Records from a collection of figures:
★ ★ ★ ★

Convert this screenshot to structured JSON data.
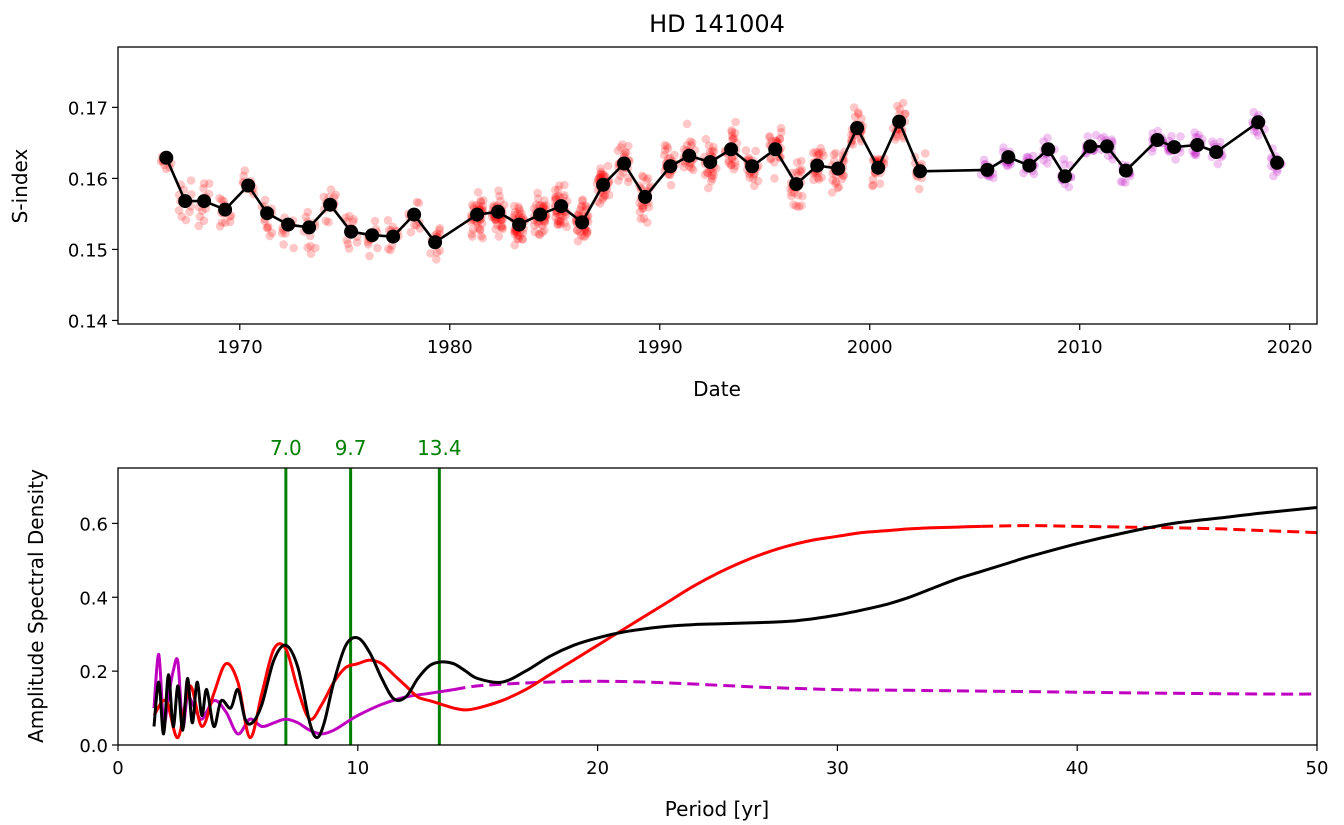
{
  "chart_data": [
    {
      "type": "scatter",
      "title": "HD 141004",
      "xlabel": "Date",
      "ylabel": "S-index",
      "xlim": [
        1964.2,
        2021.3
      ],
      "ylim": [
        0.1395,
        0.1785
      ],
      "xticks": [
        1970,
        1980,
        1990,
        2000,
        2010,
        2020
      ],
      "yticks": [
        0.14,
        0.15,
        0.16,
        0.17
      ],
      "ytick_labels": [
        "0.14",
        "0.15",
        "0.16",
        "0.17"
      ],
      "colors": {
        "mwo": "#ff0000",
        "recent": "#c000c0",
        "mean": "#000000"
      },
      "scatter_alpha": 0.22,
      "series": [
        {
          "role": "seasonal means",
          "color": "#000000",
          "x": [
            1966.5,
            1967.4,
            1968.3,
            1969.3,
            1970.4,
            1971.3,
            1972.3,
            1973.3,
            1974.3,
            1975.3,
            1976.3,
            1977.3,
            1978.3,
            1979.3,
            1981.3,
            1982.3,
            1983.3,
            1984.3,
            1985.3,
            1986.3,
            1987.3,
            1988.3,
            1989.3,
            1990.5,
            1991.4,
            1992.4,
            1993.4,
            1994.4,
            1995.5,
            1996.5,
            1997.5,
            1998.5,
            1999.4,
            2000.4,
            2001.4,
            2002.4,
            2005.6,
            2006.6,
            2007.6,
            2008.5,
            2009.3,
            2010.5,
            2011.3,
            2012.2,
            2013.7,
            2014.5,
            2015.6,
            2016.5,
            2018.5,
            2019.4
          ],
          "y": [
            0.1629,
            0.1568,
            0.1568,
            0.1556,
            0.159,
            0.1551,
            0.1535,
            0.1531,
            0.1563,
            0.1525,
            0.152,
            0.1518,
            0.1549,
            0.151,
            0.1549,
            0.1553,
            0.1535,
            0.1549,
            0.1561,
            0.1538,
            0.1591,
            0.1621,
            0.1574,
            0.1617,
            0.1632,
            0.1623,
            0.1641,
            0.1617,
            0.1641,
            0.1592,
            0.1618,
            0.1614,
            0.1671,
            0.1615,
            0.168,
            0.161,
            0.1612,
            0.163,
            0.1618,
            0.1641,
            0.1603,
            0.1645,
            0.1645,
            0.1611,
            0.1654,
            0.1644,
            0.1647,
            0.1637,
            0.1679,
            0.1622
          ]
        }
      ]
    },
    {
      "type": "line",
      "xlabel": "Period [yr]",
      "ylabel": "Amplitude Spectral Density",
      "xlim": [
        0,
        50
      ],
      "ylim": [
        0,
        0.75
      ],
      "xticks": [
        0,
        10,
        20,
        30,
        40,
        50
      ],
      "yticks": [
        0.0,
        0.2,
        0.4,
        0.6
      ],
      "ytick_labels": [
        "0.0",
        "0.2",
        "0.4",
        "0.6"
      ],
      "annotations": [
        {
          "x": 7.0,
          "label": "7.0"
        },
        {
          "x": 9.7,
          "label": "9.7"
        },
        {
          "x": 13.4,
          "label": "13.4"
        }
      ],
      "annotation_color": "#008000",
      "series": [
        {
          "color": "#ff0000",
          "solid_until": 36,
          "x": [
            1.5,
            2.0,
            2.5,
            3.0,
            3.5,
            4.0,
            4.5,
            5.0,
            5.5,
            6.0,
            6.5,
            7.0,
            7.5,
            8.0,
            8.5,
            9.0,
            9.5,
            10.0,
            10.5,
            11.0,
            11.5,
            12.0,
            12.5,
            13.0,
            13.5,
            14.0,
            14.5,
            15.0,
            16.0,
            17.0,
            18.0,
            19.0,
            20.0,
            21.0,
            22.0,
            23.0,
            24.0,
            25.0,
            26.0,
            27.0,
            28.0,
            29.0,
            30.0,
            31.0,
            32.0,
            33.0,
            34.0,
            35.0,
            36.0,
            38.0,
            40.0,
            42.0,
            44.0,
            46.0,
            48.0,
            50.0
          ],
          "y": [
            0.08,
            0.12,
            0.02,
            0.16,
            0.05,
            0.14,
            0.22,
            0.17,
            0.02,
            0.14,
            0.26,
            0.26,
            0.15,
            0.07,
            0.11,
            0.17,
            0.21,
            0.22,
            0.23,
            0.22,
            0.19,
            0.16,
            0.13,
            0.12,
            0.11,
            0.1,
            0.095,
            0.1,
            0.12,
            0.15,
            0.19,
            0.23,
            0.27,
            0.31,
            0.35,
            0.39,
            0.43,
            0.465,
            0.495,
            0.52,
            0.54,
            0.555,
            0.565,
            0.575,
            0.58,
            0.585,
            0.588,
            0.59,
            0.592,
            0.594,
            0.592,
            0.59,
            0.588,
            0.585,
            0.58,
            0.575
          ]
        },
        {
          "color": "#c000c0",
          "solid_until": 14,
          "x": [
            1.5,
            1.7,
            1.9,
            2.1,
            2.3,
            2.5,
            2.7,
            2.9,
            3.2,
            3.5,
            4.0,
            4.5,
            5.0,
            5.5,
            6.0,
            6.5,
            7.0,
            7.5,
            8.0,
            8.5,
            9.0,
            9.5,
            10.0,
            11.0,
            12.0,
            13.0,
            14.0,
            15.0,
            17.0,
            19.0,
            21.0,
            23.0,
            25.0,
            27.0,
            30.0,
            33.0,
            36.0,
            40.0,
            44.0,
            48.0,
            50.0
          ],
          "y": [
            0.1,
            0.245,
            0.06,
            0.13,
            0.2,
            0.225,
            0.05,
            0.13,
            0.1,
            0.07,
            0.12,
            0.09,
            0.03,
            0.07,
            0.05,
            0.06,
            0.07,
            0.06,
            0.04,
            0.03,
            0.04,
            0.06,
            0.08,
            0.11,
            0.13,
            0.14,
            0.15,
            0.16,
            0.168,
            0.172,
            0.172,
            0.168,
            0.162,
            0.156,
            0.15,
            0.148,
            0.146,
            0.143,
            0.14,
            0.138,
            0.138
          ]
        },
        {
          "color": "#000000",
          "solid_until": 50,
          "x": [
            1.5,
            1.7,
            1.9,
            2.1,
            2.3,
            2.5,
            2.7,
            2.9,
            3.1,
            3.3,
            3.5,
            3.7,
            4.0,
            4.3,
            4.7,
            5.0,
            5.3,
            5.6,
            6.0,
            6.5,
            7.0,
            7.5,
            8.0,
            8.3,
            8.6,
            9.0,
            9.5,
            10.0,
            10.5,
            11.0,
            11.5,
            12.0,
            12.5,
            13.0,
            13.5,
            14.0,
            14.5,
            15.0,
            16.0,
            17.0,
            18.0,
            19.0,
            20.0,
            21.0,
            22.0,
            23.0,
            24.0,
            25.0,
            26.0,
            27.0,
            28.0,
            29.0,
            30.0,
            31.0,
            32.0,
            33.0,
            34.0,
            35.0,
            36.0,
            37.0,
            38.0,
            40.0,
            42.0,
            44.0,
            46.0,
            48.0,
            50.0
          ],
          "y": [
            0.05,
            0.17,
            0.03,
            0.19,
            0.05,
            0.16,
            0.04,
            0.18,
            0.06,
            0.17,
            0.08,
            0.15,
            0.05,
            0.12,
            0.1,
            0.15,
            0.07,
            0.06,
            0.11,
            0.23,
            0.27,
            0.21,
            0.06,
            0.02,
            0.06,
            0.17,
            0.27,
            0.29,
            0.25,
            0.18,
            0.125,
            0.13,
            0.18,
            0.215,
            0.225,
            0.22,
            0.2,
            0.18,
            0.17,
            0.2,
            0.24,
            0.27,
            0.29,
            0.305,
            0.315,
            0.322,
            0.326,
            0.328,
            0.33,
            0.332,
            0.335,
            0.342,
            0.352,
            0.365,
            0.38,
            0.4,
            0.425,
            0.45,
            0.47,
            0.49,
            0.51,
            0.545,
            0.575,
            0.6,
            0.615,
            0.63,
            0.643
          ]
        }
      ]
    }
  ]
}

★ ★ ★ ★

> _JOB_
Give an exact copy of the material, leaving out every picture.

> _ANSWER FOR THIS EXERCISE_
Convert this screenshot to structured JSON data.
{
  "chart_data": [
    {
      "type": "scatter",
      "title": "HD 141004",
      "xlabel": "Date",
      "ylabel": "S-index",
      "xlim": [
        1964.2,
        2021.3
      ],
      "ylim": [
        0.1395,
        0.1785
      ],
      "xticks": [
        1970,
        1980,
        1990,
        2000,
        2010,
        2020
      ],
      "yticks": [
        0.14,
        0.15,
        0.16,
        0.17
      ],
      "ytick_labels": [
        "0.14",
        "0.15",
        "0.16",
        "0.17"
      ],
      "colors": {
        "mwo": "#ff0000",
        "recent": "#c000c0",
        "mean": "#000000"
      },
      "scatter_alpha": 0.22,
      "series": [
        {
          "role": "seasonal means",
          "color": "#000000",
          "x": [
            1966.5,
            1967.4,
            1968.3,
            1969.3,
            1970.4,
            1971.3,
            1972.3,
            1973.3,
            1974.3,
            1975.3,
            1976.3,
            1977.3,
            1978.3,
            1979.3,
            1981.3,
            1982.3,
            1983.3,
            1984.3,
            1985.3,
            1986.3,
            1987.3,
            1988.3,
            1989.3,
            1990.5,
            1991.4,
            1992.4,
            1993.4,
            1994.4,
            1995.5,
            1996.5,
            1997.5,
            1998.5,
            1999.4,
            2000.4,
            2001.4,
            2002.4,
            2005.6,
            2006.6,
            2007.6,
            2008.5,
            2009.3,
            2010.5,
            2011.3,
            2012.2,
            2013.7,
            2014.5,
            2015.6,
            2016.5,
            2018.5,
            2019.4
          ],
          "y": [
            0.1629,
            0.1568,
            0.1568,
            0.1556,
            0.159,
            0.1551,
            0.1535,
            0.1531,
            0.1563,
            0.1525,
            0.152,
            0.1518,
            0.1549,
            0.151,
            0.1549,
            0.1553,
            0.1535,
            0.1549,
            0.1561,
            0.1538,
            0.1591,
            0.1621,
            0.1574,
            0.1617,
            0.1632,
            0.1623,
            0.1641,
            0.1617,
            0.1641,
            0.1592,
            0.1618,
            0.1614,
            0.1671,
            0.1615,
            0.168,
            0.161,
            0.1612,
            0.163,
            0.1618,
            0.1641,
            0.1603,
            0.1645,
            0.1645,
            0.1611,
            0.1654,
            0.1644,
            0.1647,
            0.1637,
            0.1679,
            0.1622
          ]
        }
      ]
    },
    {
      "type": "line",
      "xlabel": "Period [yr]",
      "ylabel": "Amplitude Spectral Density",
      "xlim": [
        0,
        50
      ],
      "ylim": [
        0,
        0.75
      ],
      "xticks": [
        0,
        10,
        20,
        30,
        40,
        50
      ],
      "yticks": [
        0.0,
        0.2,
        0.4,
        0.6
      ],
      "ytick_labels": [
        "0.0",
        "0.2",
        "0.4",
        "0.6"
      ],
      "annotations": [
        {
          "x": 7.0,
          "label": "7.0"
        },
        {
          "x": 9.7,
          "label": "9.7"
        },
        {
          "x": 13.4,
          "label": "13.4"
        }
      ],
      "annotation_color": "#008000",
      "series": [
        {
          "color": "#ff0000",
          "solid_until": 36,
          "x": [
            1.5,
            2.0,
            2.5,
            3.0,
            3.5,
            4.0,
            4.5,
            5.0,
            5.5,
            6.0,
            6.5,
            7.0,
            7.5,
            8.0,
            8.5,
            9.0,
            9.5,
            10.0,
            10.5,
            11.0,
            11.5,
            12.0,
            12.5,
            13.0,
            13.5,
            14.0,
            14.5,
            15.0,
            16.0,
            17.0,
            18.0,
            19.0,
            20.0,
            21.0,
            22.0,
            23.0,
            24.0,
            25.0,
            26.0,
            27.0,
            28.0,
            29.0,
            30.0,
            31.0,
            32.0,
            33.0,
            34.0,
            35.0,
            36.0,
            38.0,
            40.0,
            42.0,
            44.0,
            46.0,
            48.0,
            50.0
          ],
          "y": [
            0.08,
            0.12,
            0.02,
            0.16,
            0.05,
            0.14,
            0.22,
            0.17,
            0.02,
            0.14,
            0.26,
            0.26,
            0.15,
            0.07,
            0.11,
            0.17,
            0.21,
            0.22,
            0.23,
            0.22,
            0.19,
            0.16,
            0.13,
            0.12,
            0.11,
            0.1,
            0.095,
            0.1,
            0.12,
            0.15,
            0.19,
            0.23,
            0.27,
            0.31,
            0.35,
            0.39,
            0.43,
            0.465,
            0.495,
            0.52,
            0.54,
            0.555,
            0.565,
            0.575,
            0.58,
            0.585,
            0.588,
            0.59,
            0.592,
            0.594,
            0.592,
            0.59,
            0.588,
            0.585,
            0.58,
            0.575
          ]
        },
        {
          "color": "#c000c0",
          "solid_until": 14,
          "x": [
            1.5,
            1.7,
            1.9,
            2.1,
            2.3,
            2.5,
            2.7,
            2.9,
            3.2,
            3.5,
            4.0,
            4.5,
            5.0,
            5.5,
            6.0,
            6.5,
            7.0,
            7.5,
            8.0,
            8.5,
            9.0,
            9.5,
            10.0,
            11.0,
            12.0,
            13.0,
            14.0,
            15.0,
            17.0,
            19.0,
            21.0,
            23.0,
            25.0,
            27.0,
            30.0,
            33.0,
            36.0,
            40.0,
            44.0,
            48.0,
            50.0
          ],
          "y": [
            0.1,
            0.245,
            0.06,
            0.13,
            0.2,
            0.225,
            0.05,
            0.13,
            0.1,
            0.07,
            0.12,
            0.09,
            0.03,
            0.07,
            0.05,
            0.06,
            0.07,
            0.06,
            0.04,
            0.03,
            0.04,
            0.06,
            0.08,
            0.11,
            0.13,
            0.14,
            0.15,
            0.16,
            0.168,
            0.172,
            0.172,
            0.168,
            0.162,
            0.156,
            0.15,
            0.148,
            0.146,
            0.143,
            0.14,
            0.138,
            0.138
          ]
        },
        {
          "color": "#000000",
          "solid_until": 50,
          "x": [
            1.5,
            1.7,
            1.9,
            2.1,
            2.3,
            2.5,
            2.7,
            2.9,
            3.1,
            3.3,
            3.5,
            3.7,
            4.0,
            4.3,
            4.7,
            5.0,
            5.3,
            5.6,
            6.0,
            6.5,
            7.0,
            7.5,
            8.0,
            8.3,
            8.6,
            9.0,
            9.5,
            10.0,
            10.5,
            11.0,
            11.5,
            12.0,
            12.5,
            13.0,
            13.5,
            14.0,
            14.5,
            15.0,
            16.0,
            17.0,
            18.0,
            19.0,
            20.0,
            21.0,
            22.0,
            23.0,
            24.0,
            25.0,
            26.0,
            27.0,
            28.0,
            29.0,
            30.0,
            31.0,
            32.0,
            33.0,
            34.0,
            35.0,
            36.0,
            37.0,
            38.0,
            40.0,
            42.0,
            44.0,
            46.0,
            48.0,
            50.0
          ],
          "y": [
            0.05,
            0.17,
            0.03,
            0.19,
            0.05,
            0.16,
            0.04,
            0.18,
            0.06,
            0.17,
            0.08,
            0.15,
            0.05,
            0.12,
            0.1,
            0.15,
            0.07,
            0.06,
            0.11,
            0.23,
            0.27,
            0.21,
            0.06,
            0.02,
            0.06,
            0.17,
            0.27,
            0.29,
            0.25,
            0.18,
            0.125,
            0.13,
            0.18,
            0.215,
            0.225,
            0.22,
            0.2,
            0.18,
            0.17,
            0.2,
            0.24,
            0.27,
            0.29,
            0.305,
            0.315,
            0.322,
            0.326,
            0.328,
            0.33,
            0.332,
            0.335,
            0.342,
            0.352,
            0.365,
            0.38,
            0.4,
            0.425,
            0.45,
            0.47,
            0.49,
            0.51,
            0.545,
            0.575,
            0.6,
            0.615,
            0.63,
            0.643
          ]
        }
      ]
    }
  ]
}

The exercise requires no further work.